Below are the records; collect from them each line containing the string "this".

====

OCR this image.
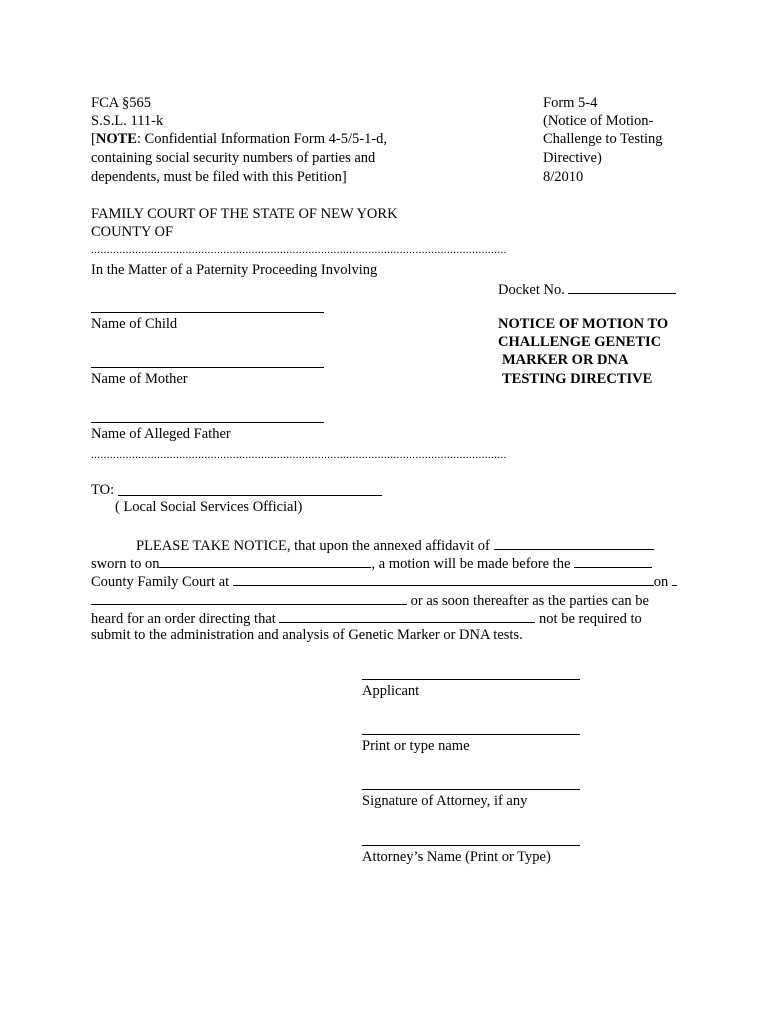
FCA §565
S.S.L. 111-k
[NOTE: Confidential Information Form 4-5/5-1-d,
containing social security numbers of parties and
dependents, must be filed with this Petition]
Form 5-4
(Notice of Motion-
Challenge to Testing
Directive)
8/2010
FAMILY COURT OF THE STATE OF NEW YORK
COUNTY OF
....................................................................................................................................
In the Matter of a Paternity Proceeding Involving
Docket No.
Name of Child
Name of Mother
Name of Alleged Father
....................................................................................................................................
NOTICE OF MOTION TO
CHALLENGE GENETIC
MARKER OR DNA
TESTING DIRECTIVE
TO:
( Local Social Services Official)
PLEASE TAKE NOTICE, that upon the annexed affidavit of
sworn to on	, a motion will be made before the
County Family Court at	on
or as soon thereafter as the parties can be
heard for an order directing that	not be required to
submit to the administration and analysis of Genetic Marker or DNA tests.
Applicant
Print or type name
Signature of Attorney, if any
Attorney’s Name (Print or Type)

====

_Completed task_:
OCR this image.
dependents, must be filed with this Petition]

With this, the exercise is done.